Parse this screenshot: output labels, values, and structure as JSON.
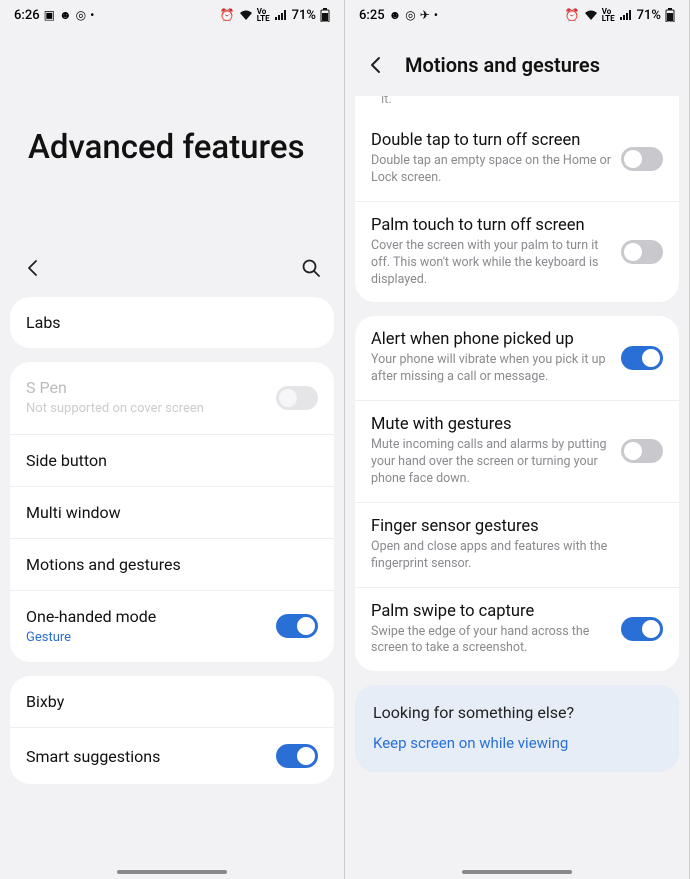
{
  "left": {
    "status": {
      "time": "6:26",
      "battery": "71%",
      "volte": "Vo\nLTE"
    },
    "title": "Advanced features",
    "groups": [
      [
        {
          "id": "labs",
          "title": "Labs",
          "sub": "",
          "toggle": null
        }
      ],
      [
        {
          "id": "spen",
          "title": "S Pen",
          "sub": "Not supported on cover screen",
          "toggle": "disabled",
          "disabled": true
        },
        {
          "id": "side-button",
          "title": "Side button",
          "sub": "",
          "toggle": null
        },
        {
          "id": "multi-window",
          "title": "Multi window",
          "sub": "",
          "toggle": null
        },
        {
          "id": "motions-gestures",
          "title": "Motions and gestures",
          "sub": "",
          "toggle": null
        },
        {
          "id": "one-handed",
          "title": "One-handed mode",
          "sub": "Gesture",
          "subLink": true,
          "toggle": "on"
        }
      ],
      [
        {
          "id": "bixby",
          "title": "Bixby",
          "sub": "",
          "toggle": null
        },
        {
          "id": "smart-suggestions",
          "title": "Smart suggestions",
          "sub": "",
          "toggle": "on"
        }
      ]
    ]
  },
  "right": {
    "status": {
      "time": "6:25",
      "battery": "71%",
      "volte": "Vo\nLTE"
    },
    "title": "Motions and gestures",
    "partial": "it.",
    "groups": [
      [
        {
          "id": "double-tap-off",
          "title": "Double tap to turn off screen",
          "sub": "Double tap an empty space on the Home or Lock screen.",
          "toggle": "off"
        },
        {
          "id": "palm-touch-off",
          "title": "Palm touch to turn off screen",
          "sub": "Cover the screen with your palm to turn it off. This won't work while the keyboard is displayed.",
          "toggle": "off"
        }
      ],
      [
        {
          "id": "alert-pickup",
          "title": "Alert when phone picked up",
          "sub": "Your phone will vibrate when you pick it up after missing a call or message.",
          "toggle": "on"
        },
        {
          "id": "mute-gestures",
          "title": "Mute with gestures",
          "sub": "Mute incoming calls and alarms by putting your hand over the screen or turning your phone face down.",
          "toggle": "off"
        },
        {
          "id": "finger-sensor",
          "title": "Finger sensor gestures",
          "sub": "Open and close apps and features with the fingerprint sensor.",
          "toggle": null
        },
        {
          "id": "palm-swipe",
          "title": "Palm swipe to capture",
          "sub": "Swipe the edge of your hand across the screen to take a screenshot.",
          "toggle": "on"
        }
      ]
    ],
    "suggestion": {
      "question": "Looking for something else?",
      "link": "Keep screen on while viewing"
    }
  }
}
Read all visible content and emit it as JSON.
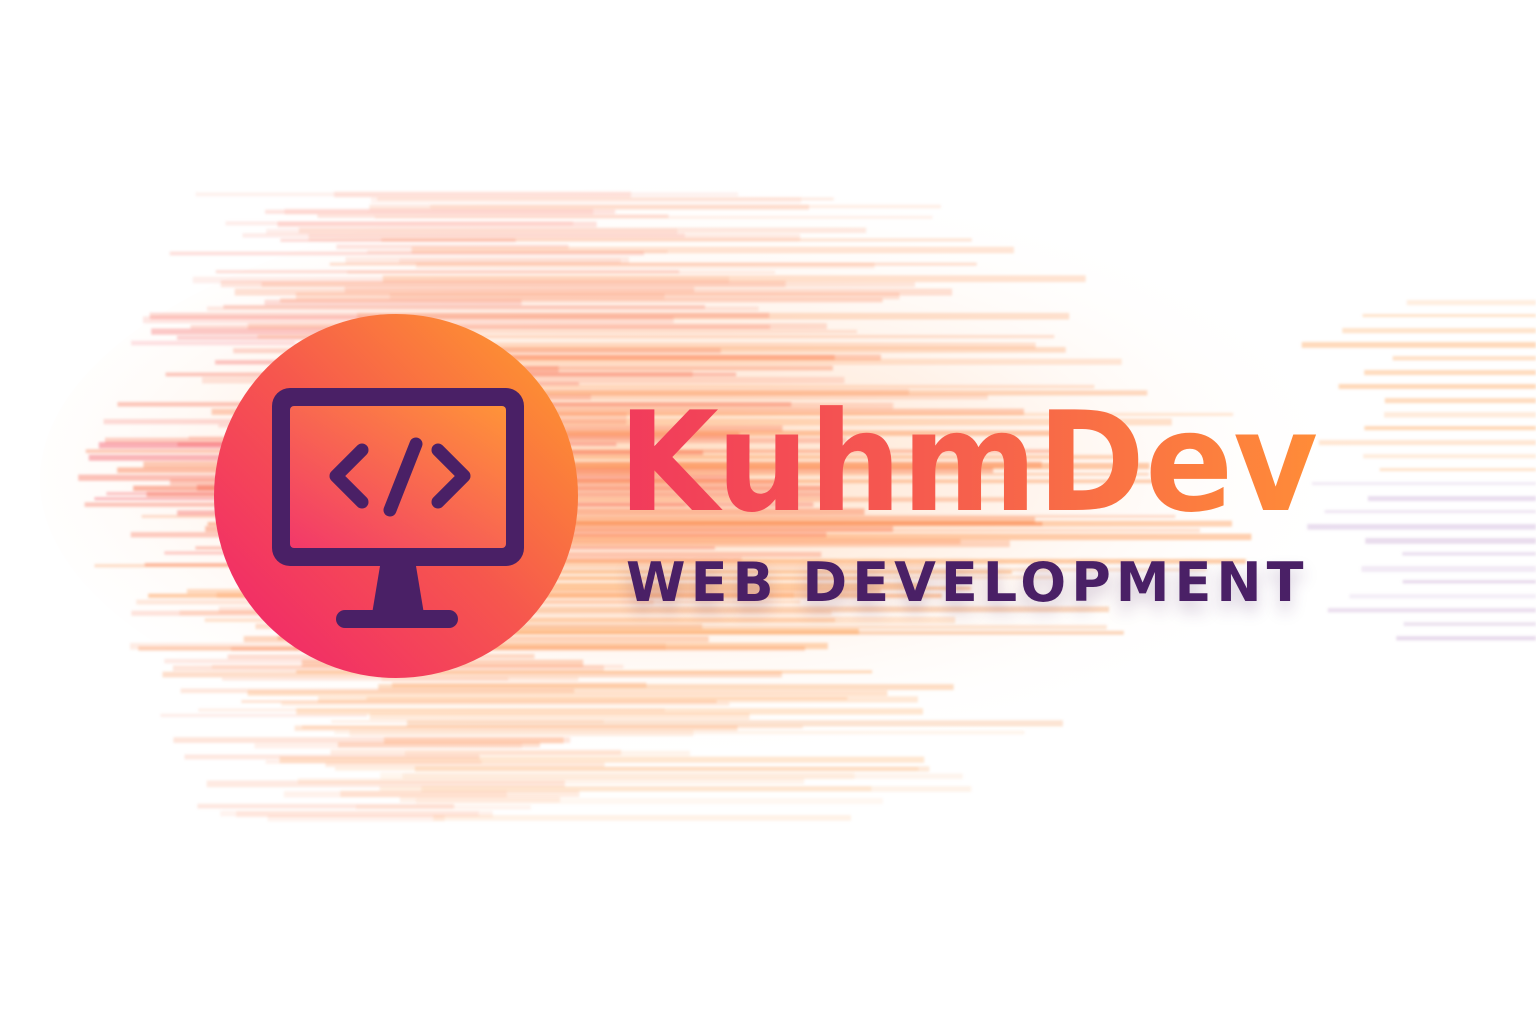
{
  "brand": {
    "name": "KuhmDev",
    "tagline": "WEB DEVELOPMENT"
  },
  "icons": {
    "monitor": "monitor-code-icon",
    "code": "code-brackets-icon"
  },
  "colors": {
    "gradient_start": "#f0266f",
    "gradient_mid": "#f65d4c",
    "gradient_end": "#ff9a2e",
    "ink": "#4a2066",
    "background": "#ffffff"
  }
}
:::
What is required
Without including the pictures, return each record above exactly as it stands.

Finished exercise
Parse this screenshot: output labels, values, and structure as JSON.
{
  "left": {
    "status": {
      "time": "6:26",
      "battery": "71%",
      "volte": "Vo\nLTE"
    },
    "title": "Advanced features",
    "groups": [
      [
        {
          "id": "labs",
          "title": "Labs",
          "sub": "",
          "toggle": null
        }
      ],
      [
        {
          "id": "spen",
          "title": "S Pen",
          "sub": "Not supported on cover screen",
          "toggle": "disabled",
          "disabled": true
        },
        {
          "id": "side-button",
          "title": "Side button",
          "sub": "",
          "toggle": null
        },
        {
          "id": "multi-window",
          "title": "Multi window",
          "sub": "",
          "toggle": null
        },
        {
          "id": "motions-gestures",
          "title": "Motions and gestures",
          "sub": "",
          "toggle": null
        },
        {
          "id": "one-handed",
          "title": "One-handed mode",
          "sub": "Gesture",
          "subLink": true,
          "toggle": "on"
        }
      ],
      [
        {
          "id": "bixby",
          "title": "Bixby",
          "sub": "",
          "toggle": null
        },
        {
          "id": "smart-suggestions",
          "title": "Smart suggestions",
          "sub": "",
          "toggle": "on"
        }
      ]
    ]
  },
  "right": {
    "status": {
      "time": "6:25",
      "battery": "71%",
      "volte": "Vo\nLTE"
    },
    "title": "Motions and gestures",
    "partial": "it.",
    "groups": [
      [
        {
          "id": "double-tap-off",
          "title": "Double tap to turn off screen",
          "sub": "Double tap an empty space on the Home or Lock screen.",
          "toggle": "off"
        },
        {
          "id": "palm-touch-off",
          "title": "Palm touch to turn off screen",
          "sub": "Cover the screen with your palm to turn it off. This won't work while the keyboard is displayed.",
          "toggle": "off"
        }
      ],
      [
        {
          "id": "alert-pickup",
          "title": "Alert when phone picked up",
          "sub": "Your phone will vibrate when you pick it up after missing a call or message.",
          "toggle": "on"
        },
        {
          "id": "mute-gestures",
          "title": "Mute with gestures",
          "sub": "Mute incoming calls and alarms by putting your hand over the screen or turning your phone face down.",
          "toggle": "off"
        },
        {
          "id": "finger-sensor",
          "title": "Finger sensor gestures",
          "sub": "Open and close apps and features with the fingerprint sensor.",
          "toggle": null
        },
        {
          "id": "palm-swipe",
          "title": "Palm swipe to capture",
          "sub": "Swipe the edge of your hand across the screen to take a screenshot.",
          "toggle": "on"
        }
      ]
    ],
    "suggestion": {
      "question": "Looking for something else?",
      "link": "Keep screen on while viewing"
    }
  }
}
Read all visible content and emit it as JSON.
{
  "brand": {
    "name": "KuhmDev",
    "tagline": "WEB DEVELOPMENT"
  },
  "icons": {
    "monitor": "monitor-code-icon",
    "code": "code-brackets-icon"
  },
  "colors": {
    "gradient_start": "#f0266f",
    "gradient_mid": "#f65d4c",
    "gradient_end": "#ff9a2e",
    "ink": "#4a2066",
    "background": "#ffffff"
  }
}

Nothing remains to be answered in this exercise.